> INPUT MATERIAL
*-*-*

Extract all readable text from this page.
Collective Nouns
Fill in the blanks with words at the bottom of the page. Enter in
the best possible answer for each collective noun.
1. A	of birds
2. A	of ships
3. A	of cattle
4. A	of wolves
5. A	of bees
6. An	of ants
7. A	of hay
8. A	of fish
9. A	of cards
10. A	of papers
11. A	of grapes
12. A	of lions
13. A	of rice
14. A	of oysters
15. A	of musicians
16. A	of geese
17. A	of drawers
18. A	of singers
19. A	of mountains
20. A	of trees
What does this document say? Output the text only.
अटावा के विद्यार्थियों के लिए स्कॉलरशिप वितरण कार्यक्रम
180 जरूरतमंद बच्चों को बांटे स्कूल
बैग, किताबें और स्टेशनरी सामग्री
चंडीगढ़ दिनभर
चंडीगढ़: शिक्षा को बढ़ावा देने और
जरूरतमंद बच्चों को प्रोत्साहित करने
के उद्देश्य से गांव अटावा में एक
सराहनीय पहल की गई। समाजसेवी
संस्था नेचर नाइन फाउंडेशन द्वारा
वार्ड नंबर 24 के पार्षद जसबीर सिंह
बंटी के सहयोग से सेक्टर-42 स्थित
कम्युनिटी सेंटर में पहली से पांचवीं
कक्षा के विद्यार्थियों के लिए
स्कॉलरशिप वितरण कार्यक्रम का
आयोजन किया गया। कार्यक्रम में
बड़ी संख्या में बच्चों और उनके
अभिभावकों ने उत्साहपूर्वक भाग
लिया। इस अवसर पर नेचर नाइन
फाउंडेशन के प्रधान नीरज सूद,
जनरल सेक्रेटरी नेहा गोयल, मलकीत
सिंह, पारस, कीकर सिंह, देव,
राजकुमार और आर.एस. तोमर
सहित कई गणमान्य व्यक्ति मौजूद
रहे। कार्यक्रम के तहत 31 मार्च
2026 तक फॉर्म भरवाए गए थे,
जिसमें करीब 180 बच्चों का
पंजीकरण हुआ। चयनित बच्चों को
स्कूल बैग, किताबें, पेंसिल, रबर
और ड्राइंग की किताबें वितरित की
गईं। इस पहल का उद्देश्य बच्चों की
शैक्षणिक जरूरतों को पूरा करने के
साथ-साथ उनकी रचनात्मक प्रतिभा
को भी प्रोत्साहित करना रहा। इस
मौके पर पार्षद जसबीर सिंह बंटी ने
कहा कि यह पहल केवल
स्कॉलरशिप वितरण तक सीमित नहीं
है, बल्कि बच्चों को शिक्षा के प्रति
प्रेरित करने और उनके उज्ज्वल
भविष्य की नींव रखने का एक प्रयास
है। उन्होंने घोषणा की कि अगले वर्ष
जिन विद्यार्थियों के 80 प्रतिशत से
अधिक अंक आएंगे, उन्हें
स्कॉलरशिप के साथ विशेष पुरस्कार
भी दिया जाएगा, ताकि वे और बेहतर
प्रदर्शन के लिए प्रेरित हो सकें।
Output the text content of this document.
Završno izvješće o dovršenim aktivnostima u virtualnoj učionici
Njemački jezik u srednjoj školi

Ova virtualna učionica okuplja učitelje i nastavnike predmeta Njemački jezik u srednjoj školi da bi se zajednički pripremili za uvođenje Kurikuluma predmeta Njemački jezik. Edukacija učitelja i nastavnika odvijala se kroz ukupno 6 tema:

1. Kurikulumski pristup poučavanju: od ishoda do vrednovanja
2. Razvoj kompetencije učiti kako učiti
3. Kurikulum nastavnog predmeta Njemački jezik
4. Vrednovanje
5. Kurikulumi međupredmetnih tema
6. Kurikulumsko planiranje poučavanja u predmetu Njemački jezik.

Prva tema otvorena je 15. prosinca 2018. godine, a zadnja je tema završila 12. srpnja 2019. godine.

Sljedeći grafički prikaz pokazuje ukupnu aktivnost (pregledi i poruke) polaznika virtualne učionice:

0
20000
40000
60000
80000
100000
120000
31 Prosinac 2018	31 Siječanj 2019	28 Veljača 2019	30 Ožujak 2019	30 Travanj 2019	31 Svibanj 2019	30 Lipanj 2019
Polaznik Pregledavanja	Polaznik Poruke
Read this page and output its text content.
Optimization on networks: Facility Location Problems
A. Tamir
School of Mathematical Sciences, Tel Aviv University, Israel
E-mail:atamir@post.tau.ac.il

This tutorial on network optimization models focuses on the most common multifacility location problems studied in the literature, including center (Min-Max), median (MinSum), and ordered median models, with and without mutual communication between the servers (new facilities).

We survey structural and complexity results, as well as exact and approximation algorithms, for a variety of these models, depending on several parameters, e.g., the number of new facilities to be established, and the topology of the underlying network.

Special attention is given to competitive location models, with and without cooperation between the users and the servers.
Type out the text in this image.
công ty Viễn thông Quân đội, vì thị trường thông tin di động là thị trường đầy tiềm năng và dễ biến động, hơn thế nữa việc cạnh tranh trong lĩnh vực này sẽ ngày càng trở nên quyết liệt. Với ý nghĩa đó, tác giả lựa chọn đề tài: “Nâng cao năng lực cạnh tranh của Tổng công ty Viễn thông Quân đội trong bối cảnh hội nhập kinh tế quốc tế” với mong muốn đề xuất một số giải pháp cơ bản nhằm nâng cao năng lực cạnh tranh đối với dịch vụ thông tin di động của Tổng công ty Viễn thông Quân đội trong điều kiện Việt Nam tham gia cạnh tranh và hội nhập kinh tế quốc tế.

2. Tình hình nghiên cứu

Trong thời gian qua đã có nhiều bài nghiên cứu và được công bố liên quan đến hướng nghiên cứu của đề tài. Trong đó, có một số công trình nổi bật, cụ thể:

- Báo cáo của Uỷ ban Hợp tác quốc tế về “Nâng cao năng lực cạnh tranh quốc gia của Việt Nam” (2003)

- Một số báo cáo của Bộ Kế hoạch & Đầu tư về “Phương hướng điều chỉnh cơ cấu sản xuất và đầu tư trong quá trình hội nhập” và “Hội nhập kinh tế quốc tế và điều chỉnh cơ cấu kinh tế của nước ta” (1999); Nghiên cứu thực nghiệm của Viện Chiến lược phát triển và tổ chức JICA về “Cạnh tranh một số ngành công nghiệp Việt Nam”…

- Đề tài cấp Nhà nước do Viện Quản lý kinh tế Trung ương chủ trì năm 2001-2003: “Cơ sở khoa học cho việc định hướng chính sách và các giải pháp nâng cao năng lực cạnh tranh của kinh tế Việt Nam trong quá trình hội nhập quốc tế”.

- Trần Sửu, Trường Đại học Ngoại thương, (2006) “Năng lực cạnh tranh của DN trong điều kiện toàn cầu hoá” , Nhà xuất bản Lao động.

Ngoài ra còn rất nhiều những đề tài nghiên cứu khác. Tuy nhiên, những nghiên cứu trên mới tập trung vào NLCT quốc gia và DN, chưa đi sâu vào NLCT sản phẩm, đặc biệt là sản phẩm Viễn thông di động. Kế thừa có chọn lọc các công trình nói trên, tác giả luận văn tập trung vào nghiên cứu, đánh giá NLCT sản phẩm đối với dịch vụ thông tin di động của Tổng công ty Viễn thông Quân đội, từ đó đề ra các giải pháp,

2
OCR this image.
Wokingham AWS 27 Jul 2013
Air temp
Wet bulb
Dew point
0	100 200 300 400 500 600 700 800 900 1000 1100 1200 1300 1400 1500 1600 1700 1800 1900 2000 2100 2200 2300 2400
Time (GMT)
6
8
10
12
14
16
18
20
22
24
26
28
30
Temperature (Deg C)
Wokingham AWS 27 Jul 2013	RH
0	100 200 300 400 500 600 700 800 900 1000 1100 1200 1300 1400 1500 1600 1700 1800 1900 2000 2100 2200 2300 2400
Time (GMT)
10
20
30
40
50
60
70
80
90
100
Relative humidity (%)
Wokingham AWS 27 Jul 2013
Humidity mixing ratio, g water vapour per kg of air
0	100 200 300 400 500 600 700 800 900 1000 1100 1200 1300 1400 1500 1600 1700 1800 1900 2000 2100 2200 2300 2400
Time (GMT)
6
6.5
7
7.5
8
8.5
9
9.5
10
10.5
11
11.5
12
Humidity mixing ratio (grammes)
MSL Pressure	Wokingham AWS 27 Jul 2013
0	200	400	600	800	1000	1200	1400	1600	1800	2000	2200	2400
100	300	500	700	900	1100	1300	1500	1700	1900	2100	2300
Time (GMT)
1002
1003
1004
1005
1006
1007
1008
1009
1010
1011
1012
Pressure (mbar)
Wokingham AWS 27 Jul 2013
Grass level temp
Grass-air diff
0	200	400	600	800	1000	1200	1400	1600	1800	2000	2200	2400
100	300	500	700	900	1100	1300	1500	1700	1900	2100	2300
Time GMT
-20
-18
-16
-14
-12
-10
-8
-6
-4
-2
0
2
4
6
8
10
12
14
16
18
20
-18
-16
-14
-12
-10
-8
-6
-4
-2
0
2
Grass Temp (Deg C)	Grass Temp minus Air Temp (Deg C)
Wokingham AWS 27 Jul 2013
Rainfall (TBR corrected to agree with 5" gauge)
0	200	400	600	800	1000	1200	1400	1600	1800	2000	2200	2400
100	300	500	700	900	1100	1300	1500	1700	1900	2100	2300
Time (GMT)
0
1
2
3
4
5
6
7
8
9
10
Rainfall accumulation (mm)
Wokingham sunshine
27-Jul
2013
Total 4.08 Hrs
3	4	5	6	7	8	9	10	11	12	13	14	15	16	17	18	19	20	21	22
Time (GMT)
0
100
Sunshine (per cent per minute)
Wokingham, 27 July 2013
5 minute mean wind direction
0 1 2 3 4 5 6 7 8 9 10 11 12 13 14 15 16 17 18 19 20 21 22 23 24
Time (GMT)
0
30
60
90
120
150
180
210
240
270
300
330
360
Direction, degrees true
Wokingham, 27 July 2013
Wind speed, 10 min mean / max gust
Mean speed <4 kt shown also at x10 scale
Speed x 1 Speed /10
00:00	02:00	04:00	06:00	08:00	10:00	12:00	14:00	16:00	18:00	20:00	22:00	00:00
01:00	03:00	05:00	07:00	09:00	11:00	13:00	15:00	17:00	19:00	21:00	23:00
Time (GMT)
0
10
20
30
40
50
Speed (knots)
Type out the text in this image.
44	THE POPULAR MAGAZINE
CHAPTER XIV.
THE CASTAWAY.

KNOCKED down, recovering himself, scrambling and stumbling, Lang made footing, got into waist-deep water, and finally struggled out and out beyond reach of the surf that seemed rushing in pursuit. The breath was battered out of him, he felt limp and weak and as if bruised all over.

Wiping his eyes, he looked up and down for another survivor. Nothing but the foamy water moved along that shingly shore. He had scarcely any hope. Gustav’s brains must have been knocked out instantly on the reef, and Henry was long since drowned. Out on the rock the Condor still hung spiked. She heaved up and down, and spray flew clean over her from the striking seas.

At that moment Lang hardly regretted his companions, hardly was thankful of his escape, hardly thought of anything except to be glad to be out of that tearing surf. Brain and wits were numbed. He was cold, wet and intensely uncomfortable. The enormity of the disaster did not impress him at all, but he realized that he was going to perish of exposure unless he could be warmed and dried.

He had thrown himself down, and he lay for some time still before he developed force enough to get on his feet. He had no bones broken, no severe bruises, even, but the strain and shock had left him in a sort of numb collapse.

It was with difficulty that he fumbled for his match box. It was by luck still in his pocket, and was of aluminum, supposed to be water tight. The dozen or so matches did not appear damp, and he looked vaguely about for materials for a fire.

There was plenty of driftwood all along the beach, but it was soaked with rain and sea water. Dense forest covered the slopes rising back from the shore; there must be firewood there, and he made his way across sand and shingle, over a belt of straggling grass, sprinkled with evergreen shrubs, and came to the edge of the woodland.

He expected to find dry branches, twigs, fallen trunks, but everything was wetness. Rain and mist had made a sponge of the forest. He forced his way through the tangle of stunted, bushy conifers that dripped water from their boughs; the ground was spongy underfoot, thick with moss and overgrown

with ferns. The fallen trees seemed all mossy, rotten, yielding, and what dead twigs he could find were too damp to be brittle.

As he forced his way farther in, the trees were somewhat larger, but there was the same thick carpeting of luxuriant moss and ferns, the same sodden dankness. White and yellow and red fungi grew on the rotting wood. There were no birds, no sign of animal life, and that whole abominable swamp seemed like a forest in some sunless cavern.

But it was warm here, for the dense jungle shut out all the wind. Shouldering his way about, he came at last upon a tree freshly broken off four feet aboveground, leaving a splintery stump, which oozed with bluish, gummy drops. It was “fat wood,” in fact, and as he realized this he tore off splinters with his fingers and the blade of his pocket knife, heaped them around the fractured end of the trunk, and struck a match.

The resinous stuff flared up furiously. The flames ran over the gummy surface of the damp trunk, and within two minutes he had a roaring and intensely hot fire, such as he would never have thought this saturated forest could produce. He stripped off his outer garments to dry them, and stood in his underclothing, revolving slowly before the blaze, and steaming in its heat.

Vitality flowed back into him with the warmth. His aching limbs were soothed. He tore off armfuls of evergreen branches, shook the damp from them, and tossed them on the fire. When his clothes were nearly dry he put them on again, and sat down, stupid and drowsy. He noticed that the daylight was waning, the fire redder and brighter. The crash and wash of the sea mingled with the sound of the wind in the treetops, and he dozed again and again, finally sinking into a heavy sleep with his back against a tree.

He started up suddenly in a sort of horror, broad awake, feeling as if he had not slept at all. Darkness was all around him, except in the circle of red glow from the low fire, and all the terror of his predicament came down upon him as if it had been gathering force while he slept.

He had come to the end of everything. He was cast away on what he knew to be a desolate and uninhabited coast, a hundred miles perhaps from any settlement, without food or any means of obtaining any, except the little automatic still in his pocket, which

*-*-*

> WHAT IS REQUIRED
Using the listing above, show each line holding the string "jezik".

> WRITTEN SOLUTION
Njemački jezik u srednjoj školi
Ova virtualna učionica okuplja učitelje i nastavnike predmeta Njemački jezik u srednjoj školi da bi se zajednički pripremili za uvođenje Kurikuluma predmeta Njemački jezik. Edukacija učitelja i nastavnika odvijala se kroz ukupno 6 tema:
3. Kurikulum nastavnog predmeta Njemački jezik
6. Kurikulumsko planiranje poučavanja u predmetu Njemački jezik.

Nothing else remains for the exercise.